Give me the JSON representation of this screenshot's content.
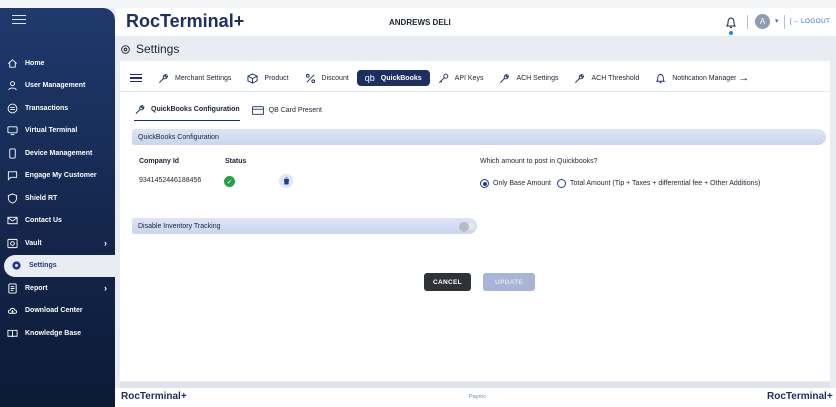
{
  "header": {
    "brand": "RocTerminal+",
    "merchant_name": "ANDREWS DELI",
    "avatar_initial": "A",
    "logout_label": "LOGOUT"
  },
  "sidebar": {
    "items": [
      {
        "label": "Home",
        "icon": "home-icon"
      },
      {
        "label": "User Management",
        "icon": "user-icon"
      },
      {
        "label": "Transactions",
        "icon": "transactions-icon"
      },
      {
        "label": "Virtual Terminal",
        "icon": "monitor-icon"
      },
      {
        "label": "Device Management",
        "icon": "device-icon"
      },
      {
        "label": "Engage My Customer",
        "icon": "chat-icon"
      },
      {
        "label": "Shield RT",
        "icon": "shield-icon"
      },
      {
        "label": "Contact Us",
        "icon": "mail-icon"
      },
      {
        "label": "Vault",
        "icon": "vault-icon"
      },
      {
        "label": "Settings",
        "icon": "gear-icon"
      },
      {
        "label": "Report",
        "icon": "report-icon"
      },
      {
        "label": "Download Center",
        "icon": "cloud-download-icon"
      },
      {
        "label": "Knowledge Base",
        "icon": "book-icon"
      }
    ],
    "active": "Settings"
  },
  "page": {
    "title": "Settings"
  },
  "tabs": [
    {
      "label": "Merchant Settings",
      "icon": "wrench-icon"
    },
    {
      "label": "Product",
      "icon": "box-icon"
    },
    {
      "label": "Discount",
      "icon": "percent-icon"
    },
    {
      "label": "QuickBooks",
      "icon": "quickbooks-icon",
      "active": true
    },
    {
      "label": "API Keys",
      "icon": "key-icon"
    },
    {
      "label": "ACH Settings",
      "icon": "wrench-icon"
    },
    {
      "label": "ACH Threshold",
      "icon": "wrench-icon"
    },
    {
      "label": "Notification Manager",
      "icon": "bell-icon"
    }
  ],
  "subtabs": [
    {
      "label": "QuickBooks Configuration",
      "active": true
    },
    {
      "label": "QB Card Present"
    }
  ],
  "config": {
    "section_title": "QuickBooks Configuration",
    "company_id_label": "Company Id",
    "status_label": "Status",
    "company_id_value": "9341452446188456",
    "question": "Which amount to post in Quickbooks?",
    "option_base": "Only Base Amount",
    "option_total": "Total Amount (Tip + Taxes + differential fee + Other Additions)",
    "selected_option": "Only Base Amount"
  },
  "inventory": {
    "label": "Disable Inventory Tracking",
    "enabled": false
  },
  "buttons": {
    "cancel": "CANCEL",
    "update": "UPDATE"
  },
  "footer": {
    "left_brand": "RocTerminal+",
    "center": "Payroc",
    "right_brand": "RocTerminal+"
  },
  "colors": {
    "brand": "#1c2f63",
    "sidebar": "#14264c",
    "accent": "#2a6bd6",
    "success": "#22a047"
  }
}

-=-=-

> **PROBLEM DESCRIPTION**:
Look for "RocTerminal" and pull out every line that has it.

> **OUTPUT OF THE EXERCISE**:
    "brand": "RocTerminal+",
    "left_brand": "RocTerminal+",
    "right_brand": "RocTerminal+"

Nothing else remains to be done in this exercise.